───── EXERCISE INPUT ─────
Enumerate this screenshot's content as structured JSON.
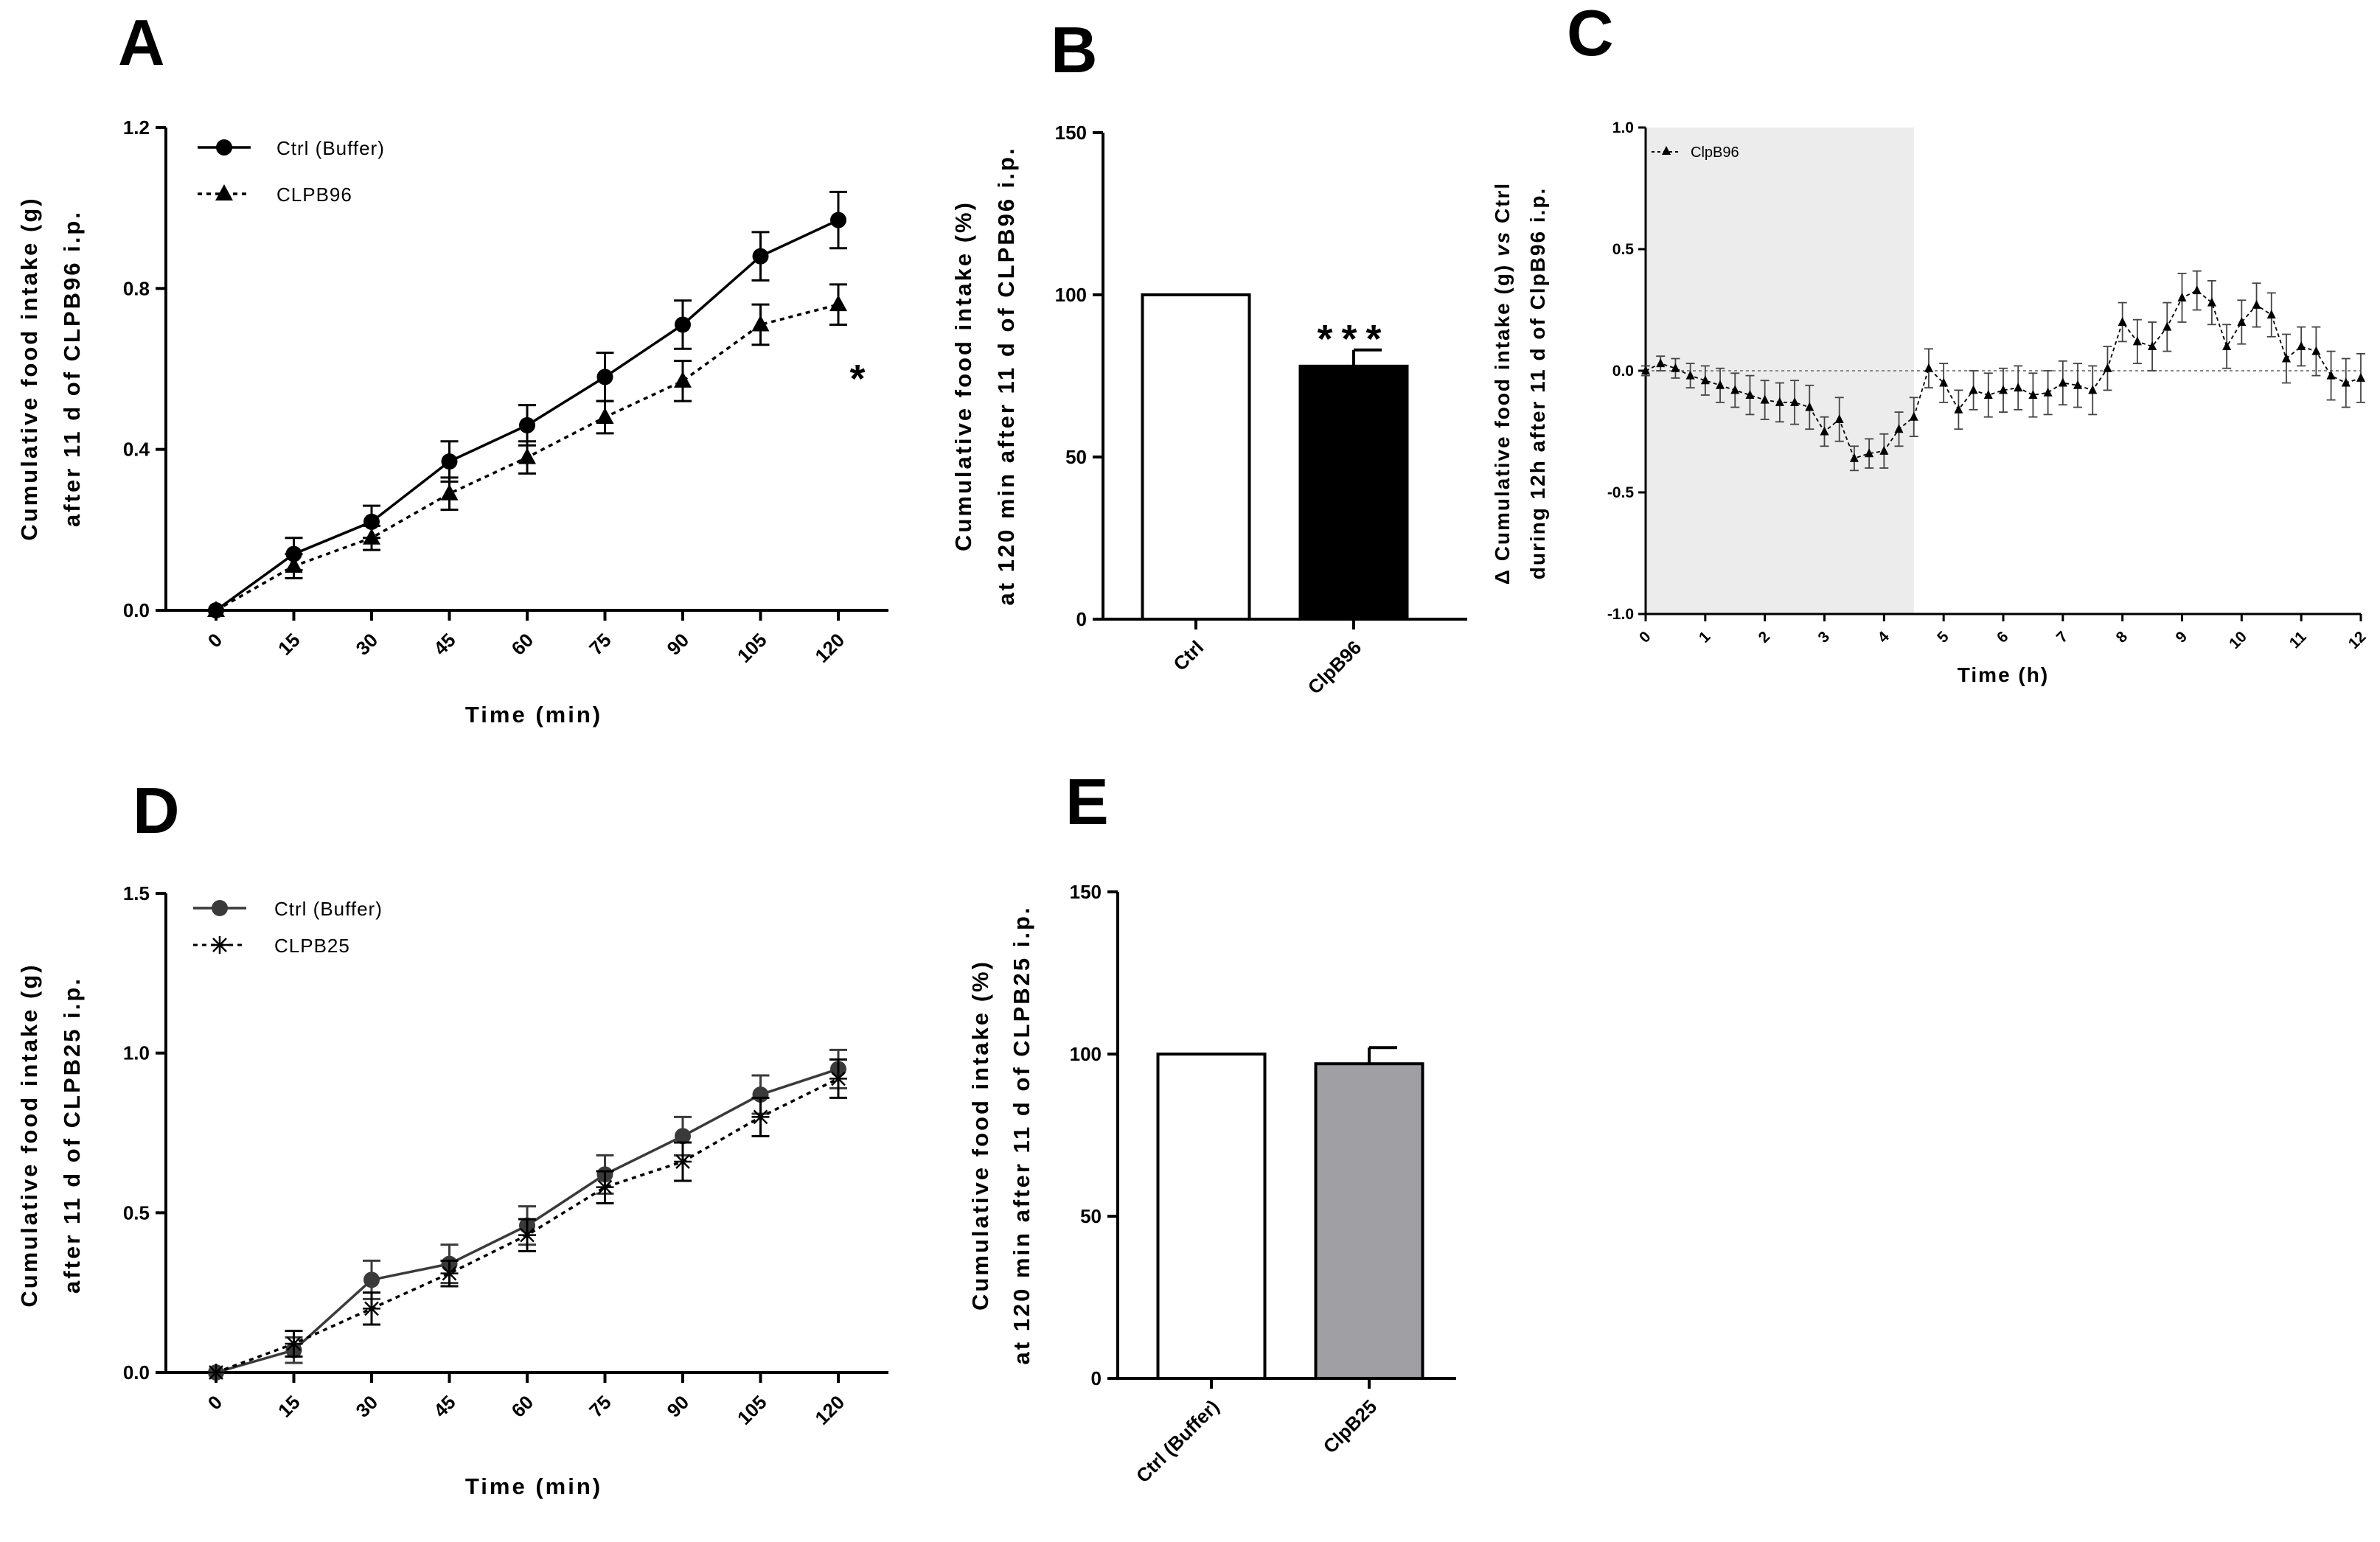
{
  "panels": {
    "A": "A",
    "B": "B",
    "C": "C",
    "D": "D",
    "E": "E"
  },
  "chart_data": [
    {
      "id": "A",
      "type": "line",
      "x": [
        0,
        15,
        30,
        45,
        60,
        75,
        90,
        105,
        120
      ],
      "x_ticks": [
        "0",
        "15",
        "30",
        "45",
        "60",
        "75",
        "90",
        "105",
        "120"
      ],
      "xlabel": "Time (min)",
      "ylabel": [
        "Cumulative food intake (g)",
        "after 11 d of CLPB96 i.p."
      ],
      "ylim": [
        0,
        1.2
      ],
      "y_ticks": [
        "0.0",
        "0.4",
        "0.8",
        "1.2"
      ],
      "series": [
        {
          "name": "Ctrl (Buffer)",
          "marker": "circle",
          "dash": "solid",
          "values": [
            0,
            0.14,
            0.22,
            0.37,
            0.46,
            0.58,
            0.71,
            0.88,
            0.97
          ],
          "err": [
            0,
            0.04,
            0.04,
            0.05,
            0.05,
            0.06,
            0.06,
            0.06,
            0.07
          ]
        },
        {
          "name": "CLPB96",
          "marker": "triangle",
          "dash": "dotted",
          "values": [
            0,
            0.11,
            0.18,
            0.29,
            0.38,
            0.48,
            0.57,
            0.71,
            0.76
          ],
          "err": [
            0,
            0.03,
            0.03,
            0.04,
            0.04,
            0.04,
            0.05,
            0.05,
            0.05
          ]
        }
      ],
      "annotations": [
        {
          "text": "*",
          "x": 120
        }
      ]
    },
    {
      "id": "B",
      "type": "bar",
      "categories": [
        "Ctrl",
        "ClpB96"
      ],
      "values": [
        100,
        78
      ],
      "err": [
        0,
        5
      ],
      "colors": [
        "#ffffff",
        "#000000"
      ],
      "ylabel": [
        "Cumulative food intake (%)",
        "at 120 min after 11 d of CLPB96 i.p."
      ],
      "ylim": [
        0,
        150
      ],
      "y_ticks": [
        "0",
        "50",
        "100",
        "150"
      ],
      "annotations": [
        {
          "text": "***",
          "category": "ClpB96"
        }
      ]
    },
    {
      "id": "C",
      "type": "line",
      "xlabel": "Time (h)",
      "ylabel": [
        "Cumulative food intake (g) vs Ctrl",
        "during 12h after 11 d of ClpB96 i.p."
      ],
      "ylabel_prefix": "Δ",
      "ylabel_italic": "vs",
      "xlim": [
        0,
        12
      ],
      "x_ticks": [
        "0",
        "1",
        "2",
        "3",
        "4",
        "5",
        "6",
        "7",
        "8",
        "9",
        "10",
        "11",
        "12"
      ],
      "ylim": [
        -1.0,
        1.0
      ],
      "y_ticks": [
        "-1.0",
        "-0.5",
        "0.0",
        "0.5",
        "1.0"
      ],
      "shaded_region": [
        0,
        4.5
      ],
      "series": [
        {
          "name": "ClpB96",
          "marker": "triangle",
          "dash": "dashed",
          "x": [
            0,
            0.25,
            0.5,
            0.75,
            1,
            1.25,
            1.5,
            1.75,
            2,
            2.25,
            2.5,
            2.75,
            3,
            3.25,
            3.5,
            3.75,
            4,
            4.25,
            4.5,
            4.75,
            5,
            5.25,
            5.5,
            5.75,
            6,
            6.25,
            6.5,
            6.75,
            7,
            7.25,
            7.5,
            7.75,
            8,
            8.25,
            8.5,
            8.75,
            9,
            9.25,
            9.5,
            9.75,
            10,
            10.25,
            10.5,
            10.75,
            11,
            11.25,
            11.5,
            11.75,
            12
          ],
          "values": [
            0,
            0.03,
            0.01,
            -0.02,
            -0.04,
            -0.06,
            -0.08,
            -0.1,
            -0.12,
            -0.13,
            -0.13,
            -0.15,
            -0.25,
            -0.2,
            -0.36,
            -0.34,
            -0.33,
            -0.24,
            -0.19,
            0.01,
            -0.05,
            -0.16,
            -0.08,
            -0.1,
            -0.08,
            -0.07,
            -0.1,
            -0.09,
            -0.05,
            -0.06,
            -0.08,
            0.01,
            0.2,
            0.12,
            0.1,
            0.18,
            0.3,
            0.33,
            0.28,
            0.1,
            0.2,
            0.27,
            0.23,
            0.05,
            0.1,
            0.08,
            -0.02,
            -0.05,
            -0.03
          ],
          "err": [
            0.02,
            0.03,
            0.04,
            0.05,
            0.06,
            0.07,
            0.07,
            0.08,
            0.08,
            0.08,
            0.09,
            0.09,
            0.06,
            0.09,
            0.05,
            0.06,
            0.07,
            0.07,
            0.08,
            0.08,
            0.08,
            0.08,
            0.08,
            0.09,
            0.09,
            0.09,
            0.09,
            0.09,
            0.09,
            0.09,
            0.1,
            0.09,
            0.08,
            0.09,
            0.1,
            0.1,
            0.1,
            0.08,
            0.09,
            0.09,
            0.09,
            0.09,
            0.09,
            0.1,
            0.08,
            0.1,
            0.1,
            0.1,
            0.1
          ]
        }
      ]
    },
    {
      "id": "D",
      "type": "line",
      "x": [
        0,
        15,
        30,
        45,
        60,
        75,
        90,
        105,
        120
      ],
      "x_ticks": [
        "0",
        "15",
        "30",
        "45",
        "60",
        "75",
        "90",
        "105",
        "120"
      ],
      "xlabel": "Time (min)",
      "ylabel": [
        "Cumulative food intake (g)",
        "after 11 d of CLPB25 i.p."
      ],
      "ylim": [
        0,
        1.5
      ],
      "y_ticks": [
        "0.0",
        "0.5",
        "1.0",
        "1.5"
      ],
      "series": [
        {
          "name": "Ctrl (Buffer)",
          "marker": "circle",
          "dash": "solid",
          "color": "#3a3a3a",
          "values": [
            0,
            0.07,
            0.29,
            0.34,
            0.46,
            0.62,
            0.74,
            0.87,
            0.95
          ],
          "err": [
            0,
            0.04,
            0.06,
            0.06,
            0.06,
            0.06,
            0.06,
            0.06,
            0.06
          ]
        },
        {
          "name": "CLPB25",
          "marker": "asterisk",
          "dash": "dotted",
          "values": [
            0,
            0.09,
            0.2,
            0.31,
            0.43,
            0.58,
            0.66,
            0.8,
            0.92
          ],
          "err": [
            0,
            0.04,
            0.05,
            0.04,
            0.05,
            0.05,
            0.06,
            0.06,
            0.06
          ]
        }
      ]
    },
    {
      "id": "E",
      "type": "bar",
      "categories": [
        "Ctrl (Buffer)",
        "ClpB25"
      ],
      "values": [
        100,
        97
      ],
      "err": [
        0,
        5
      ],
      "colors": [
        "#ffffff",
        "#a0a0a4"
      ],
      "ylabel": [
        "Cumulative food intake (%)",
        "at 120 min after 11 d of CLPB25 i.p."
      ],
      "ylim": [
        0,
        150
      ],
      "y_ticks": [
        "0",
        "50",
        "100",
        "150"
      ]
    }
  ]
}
─────
───── EXERCISE INPUT ─────
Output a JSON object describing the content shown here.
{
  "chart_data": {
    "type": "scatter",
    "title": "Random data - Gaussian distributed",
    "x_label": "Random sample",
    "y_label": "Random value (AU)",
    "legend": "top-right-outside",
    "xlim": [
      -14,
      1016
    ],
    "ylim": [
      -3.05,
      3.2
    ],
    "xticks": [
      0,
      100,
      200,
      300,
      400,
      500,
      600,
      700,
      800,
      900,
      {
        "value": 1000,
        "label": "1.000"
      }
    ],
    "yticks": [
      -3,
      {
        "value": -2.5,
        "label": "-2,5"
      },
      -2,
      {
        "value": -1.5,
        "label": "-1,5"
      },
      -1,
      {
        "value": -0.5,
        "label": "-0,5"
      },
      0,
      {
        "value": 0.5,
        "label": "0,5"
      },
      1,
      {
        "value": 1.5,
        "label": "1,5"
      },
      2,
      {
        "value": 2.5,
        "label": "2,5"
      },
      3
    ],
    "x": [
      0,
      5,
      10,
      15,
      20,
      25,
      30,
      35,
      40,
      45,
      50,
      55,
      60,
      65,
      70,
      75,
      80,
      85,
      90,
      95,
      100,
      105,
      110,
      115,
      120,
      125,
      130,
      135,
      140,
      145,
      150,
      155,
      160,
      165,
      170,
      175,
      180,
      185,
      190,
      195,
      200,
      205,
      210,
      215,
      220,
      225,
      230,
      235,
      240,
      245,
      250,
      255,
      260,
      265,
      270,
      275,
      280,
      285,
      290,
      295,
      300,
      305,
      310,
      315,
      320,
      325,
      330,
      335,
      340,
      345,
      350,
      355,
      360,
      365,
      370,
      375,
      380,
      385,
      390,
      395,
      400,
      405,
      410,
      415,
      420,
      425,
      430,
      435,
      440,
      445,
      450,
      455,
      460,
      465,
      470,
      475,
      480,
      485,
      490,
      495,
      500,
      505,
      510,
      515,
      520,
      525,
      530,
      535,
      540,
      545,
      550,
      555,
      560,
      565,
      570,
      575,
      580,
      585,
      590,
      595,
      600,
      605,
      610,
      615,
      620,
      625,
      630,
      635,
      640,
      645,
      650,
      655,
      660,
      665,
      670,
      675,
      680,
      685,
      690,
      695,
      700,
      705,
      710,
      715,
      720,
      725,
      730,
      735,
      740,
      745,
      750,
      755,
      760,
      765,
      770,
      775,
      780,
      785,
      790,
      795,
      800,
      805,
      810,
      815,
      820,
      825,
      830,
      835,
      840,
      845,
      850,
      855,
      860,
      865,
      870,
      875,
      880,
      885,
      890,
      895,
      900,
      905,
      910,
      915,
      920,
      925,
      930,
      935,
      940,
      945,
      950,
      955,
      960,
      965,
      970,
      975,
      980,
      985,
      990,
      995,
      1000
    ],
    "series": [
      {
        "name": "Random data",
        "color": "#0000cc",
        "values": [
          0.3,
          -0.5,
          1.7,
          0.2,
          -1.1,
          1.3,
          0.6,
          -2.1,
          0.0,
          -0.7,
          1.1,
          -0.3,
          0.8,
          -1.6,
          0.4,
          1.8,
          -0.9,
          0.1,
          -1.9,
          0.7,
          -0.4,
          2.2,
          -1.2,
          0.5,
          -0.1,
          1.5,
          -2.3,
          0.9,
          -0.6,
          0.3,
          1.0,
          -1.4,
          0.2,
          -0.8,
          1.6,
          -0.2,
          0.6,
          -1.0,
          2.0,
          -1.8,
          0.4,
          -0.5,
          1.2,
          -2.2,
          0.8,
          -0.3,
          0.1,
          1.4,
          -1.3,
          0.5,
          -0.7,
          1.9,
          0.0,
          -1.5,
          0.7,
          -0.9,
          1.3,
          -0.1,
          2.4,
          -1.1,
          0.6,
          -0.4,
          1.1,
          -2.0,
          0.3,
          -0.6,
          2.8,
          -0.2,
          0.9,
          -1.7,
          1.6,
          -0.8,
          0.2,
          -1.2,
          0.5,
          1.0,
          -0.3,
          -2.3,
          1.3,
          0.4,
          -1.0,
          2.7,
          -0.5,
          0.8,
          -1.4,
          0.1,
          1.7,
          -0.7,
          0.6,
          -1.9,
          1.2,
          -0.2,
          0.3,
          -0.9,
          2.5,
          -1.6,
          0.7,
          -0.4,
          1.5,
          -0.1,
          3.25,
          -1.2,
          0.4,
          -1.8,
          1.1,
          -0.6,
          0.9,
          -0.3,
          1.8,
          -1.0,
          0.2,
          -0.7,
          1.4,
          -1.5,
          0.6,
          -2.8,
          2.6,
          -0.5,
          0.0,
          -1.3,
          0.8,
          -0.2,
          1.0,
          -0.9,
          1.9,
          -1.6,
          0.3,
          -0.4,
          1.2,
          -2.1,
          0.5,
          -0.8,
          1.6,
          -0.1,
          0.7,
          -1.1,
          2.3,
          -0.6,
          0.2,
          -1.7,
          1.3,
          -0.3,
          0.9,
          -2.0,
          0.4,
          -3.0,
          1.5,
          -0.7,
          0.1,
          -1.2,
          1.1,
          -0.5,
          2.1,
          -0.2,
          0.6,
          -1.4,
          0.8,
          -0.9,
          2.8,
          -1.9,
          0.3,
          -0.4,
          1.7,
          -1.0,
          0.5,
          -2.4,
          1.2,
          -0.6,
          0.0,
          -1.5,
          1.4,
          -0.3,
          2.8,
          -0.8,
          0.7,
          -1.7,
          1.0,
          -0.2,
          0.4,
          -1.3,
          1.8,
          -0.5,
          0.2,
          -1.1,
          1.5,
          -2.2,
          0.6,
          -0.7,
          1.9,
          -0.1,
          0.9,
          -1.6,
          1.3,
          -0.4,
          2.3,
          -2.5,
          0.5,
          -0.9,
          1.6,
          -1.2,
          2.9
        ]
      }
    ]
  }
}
─────
◆ STATED GOAL ◆
Locate the lines above that hold the word "name". Show every one of them.

◆ CORRECT RESULT ◆
          "name": "Ctrl (Buffer)",
          "name": "CLPB96",
          "name": "ClpB96",
          "name": "Ctrl (Buffer)",
          "name": "CLPB25",
        "name": "Random data",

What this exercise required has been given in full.